## What you have to do
Please give the listing again, word for word, with nothing left out.

╭─ Stored data

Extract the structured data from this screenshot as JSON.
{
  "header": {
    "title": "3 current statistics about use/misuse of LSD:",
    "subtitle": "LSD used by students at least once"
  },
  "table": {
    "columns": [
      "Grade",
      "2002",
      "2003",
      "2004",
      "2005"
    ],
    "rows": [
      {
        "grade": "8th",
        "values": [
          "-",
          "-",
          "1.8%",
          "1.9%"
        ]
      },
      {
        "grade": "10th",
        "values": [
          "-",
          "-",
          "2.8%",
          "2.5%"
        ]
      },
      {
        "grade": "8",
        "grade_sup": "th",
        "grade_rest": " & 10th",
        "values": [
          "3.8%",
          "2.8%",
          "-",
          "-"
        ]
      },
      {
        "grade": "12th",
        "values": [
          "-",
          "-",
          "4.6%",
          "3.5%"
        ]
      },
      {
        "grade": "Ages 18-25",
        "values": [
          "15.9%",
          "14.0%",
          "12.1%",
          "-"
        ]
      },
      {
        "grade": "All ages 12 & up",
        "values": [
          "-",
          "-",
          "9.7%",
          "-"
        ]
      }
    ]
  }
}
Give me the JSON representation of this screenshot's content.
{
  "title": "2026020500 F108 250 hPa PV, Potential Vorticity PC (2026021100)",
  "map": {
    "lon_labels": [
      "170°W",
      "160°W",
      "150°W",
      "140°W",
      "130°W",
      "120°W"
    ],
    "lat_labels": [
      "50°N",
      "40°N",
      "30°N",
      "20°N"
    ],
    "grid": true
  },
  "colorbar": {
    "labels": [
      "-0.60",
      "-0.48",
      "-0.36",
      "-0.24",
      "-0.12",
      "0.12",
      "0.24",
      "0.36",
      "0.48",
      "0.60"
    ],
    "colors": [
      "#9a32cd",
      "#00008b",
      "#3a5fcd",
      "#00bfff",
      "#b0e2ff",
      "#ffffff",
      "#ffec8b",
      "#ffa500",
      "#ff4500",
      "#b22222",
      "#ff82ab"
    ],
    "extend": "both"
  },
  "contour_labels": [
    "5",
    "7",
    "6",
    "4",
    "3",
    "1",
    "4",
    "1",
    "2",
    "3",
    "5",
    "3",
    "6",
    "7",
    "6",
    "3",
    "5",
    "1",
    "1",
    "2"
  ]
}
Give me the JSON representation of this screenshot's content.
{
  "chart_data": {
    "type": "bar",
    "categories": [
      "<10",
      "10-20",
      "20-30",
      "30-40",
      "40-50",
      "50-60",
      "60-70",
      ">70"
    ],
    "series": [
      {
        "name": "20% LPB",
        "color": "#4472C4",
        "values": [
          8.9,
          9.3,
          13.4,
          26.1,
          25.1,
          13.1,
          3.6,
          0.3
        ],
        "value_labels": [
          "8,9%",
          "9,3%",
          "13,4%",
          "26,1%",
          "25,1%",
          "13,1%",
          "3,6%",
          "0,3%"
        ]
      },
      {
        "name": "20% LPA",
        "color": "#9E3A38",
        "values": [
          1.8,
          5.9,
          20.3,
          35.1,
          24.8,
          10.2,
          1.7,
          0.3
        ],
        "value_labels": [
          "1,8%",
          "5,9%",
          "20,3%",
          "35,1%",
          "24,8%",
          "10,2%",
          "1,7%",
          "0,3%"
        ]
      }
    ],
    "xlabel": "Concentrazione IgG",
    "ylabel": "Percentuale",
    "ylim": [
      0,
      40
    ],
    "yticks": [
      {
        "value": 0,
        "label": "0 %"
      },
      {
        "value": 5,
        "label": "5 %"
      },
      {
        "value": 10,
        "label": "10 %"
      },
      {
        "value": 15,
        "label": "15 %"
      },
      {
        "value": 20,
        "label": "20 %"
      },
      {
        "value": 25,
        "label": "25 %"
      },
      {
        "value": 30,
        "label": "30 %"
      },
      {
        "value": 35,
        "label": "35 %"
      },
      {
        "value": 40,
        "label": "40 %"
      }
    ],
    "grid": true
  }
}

╰─

## Response below
Extract the structured data from this screenshot as JSON.
{
  "header": {
    "title": "3 current statistics about use/misuse of LSD:",
    "subtitle": "LSD used by students at least once"
  },
  "table": {
    "columns": [
      "Grade",
      "2002",
      "2003",
      "2004",
      "2005"
    ],
    "rows": [
      {
        "grade": "8th",
        "values": [
          "-",
          "-",
          "1.8%",
          "1.9%"
        ]
      },
      {
        "grade": "10th",
        "values": [
          "-",
          "-",
          "2.8%",
          "2.5%"
        ]
      },
      {
        "grade": "8",
        "grade_sup": "th",
        "grade_rest": " & 10th",
        "values": [
          "3.8%",
          "2.8%",
          "-",
          "-"
        ]
      },
      {
        "grade": "12th",
        "values": [
          "-",
          "-",
          "4.6%",
          "3.5%"
        ]
      },
      {
        "grade": "Ages 18-25",
        "values": [
          "15.9%",
          "14.0%",
          "12.1%",
          "-"
        ]
      },
      {
        "grade": "All ages 12 & up",
        "values": [
          "-",
          "-",
          "9.7%",
          "-"
        ]
      }
    ]
  }
}
Give me the JSON representation of this screenshot's content.
{
  "title": "2026020500 F108 250 hPa PV, Potential Vorticity PC (2026021100)",
  "map": {
    "lon_labels": [
      "170°W",
      "160°W",
      "150°W",
      "140°W",
      "130°W",
      "120°W"
    ],
    "lat_labels": [
      "50°N",
      "40°N",
      "30°N",
      "20°N"
    ],
    "grid": true
  },
  "colorbar": {
    "labels": [
      "-0.60",
      "-0.48",
      "-0.36",
      "-0.24",
      "-0.12",
      "0.12",
      "0.24",
      "0.36",
      "0.48",
      "0.60"
    ],
    "colors": [
      "#9a32cd",
      "#00008b",
      "#3a5fcd",
      "#00bfff",
      "#b0e2ff",
      "#ffffff",
      "#ffec8b",
      "#ffa500",
      "#ff4500",
      "#b22222",
      "#ff82ab"
    ],
    "extend": "both"
  },
  "contour_labels": [
    "5",
    "7",
    "6",
    "4",
    "3",
    "1",
    "4",
    "1",
    "2",
    "3",
    "5",
    "3",
    "6",
    "7",
    "6",
    "3",
    "5",
    "1",
    "1",
    "2"
  ]
}
Give me the JSON representation of this screenshot's content.
{
  "chart_data": {
    "type": "bar",
    "categories": [
      "<10",
      "10-20",
      "20-30",
      "30-40",
      "40-50",
      "50-60",
      "60-70",
      ">70"
    ],
    "series": [
      {
        "name": "20% LPB",
        "color": "#4472C4",
        "values": [
          8.9,
          9.3,
          13.4,
          26.1,
          25.1,
          13.1,
          3.6,
          0.3
        ],
        "value_labels": [
          "8,9%",
          "9,3%",
          "13,4%",
          "26,1%",
          "25,1%",
          "13,1%",
          "3,6%",
          "0,3%"
        ]
      },
      {
        "name": "20% LPA",
        "color": "#9E3A38",
        "values": [
          1.8,
          5.9,
          20.3,
          35.1,
          24.8,
          10.2,
          1.7,
          0.3
        ],
        "value_labels": [
          "1,8%",
          "5,9%",
          "20,3%",
          "35,1%",
          "24,8%",
          "10,2%",
          "1,7%",
          "0,3%"
        ]
      }
    ],
    "xlabel": "Concentrazione IgG",
    "ylabel": "Percentuale",
    "ylim": [
      0,
      40
    ],
    "yticks": [
      {
        "value": 0,
        "label": "0 %"
      },
      {
        "value": 5,
        "label": "5 %"
      },
      {
        "value": 10,
        "label": "10 %"
      },
      {
        "value": 15,
        "label": "15 %"
      },
      {
        "value": 20,
        "label": "20 %"
      },
      {
        "value": 25,
        "label": "25 %"
      },
      {
        "value": 30,
        "label": "30 %"
      },
      {
        "value": 35,
        "label": "35 %"
      },
      {
        "value": 40,
        "label": "40 %"
      }
    ],
    "grid": true
  }
}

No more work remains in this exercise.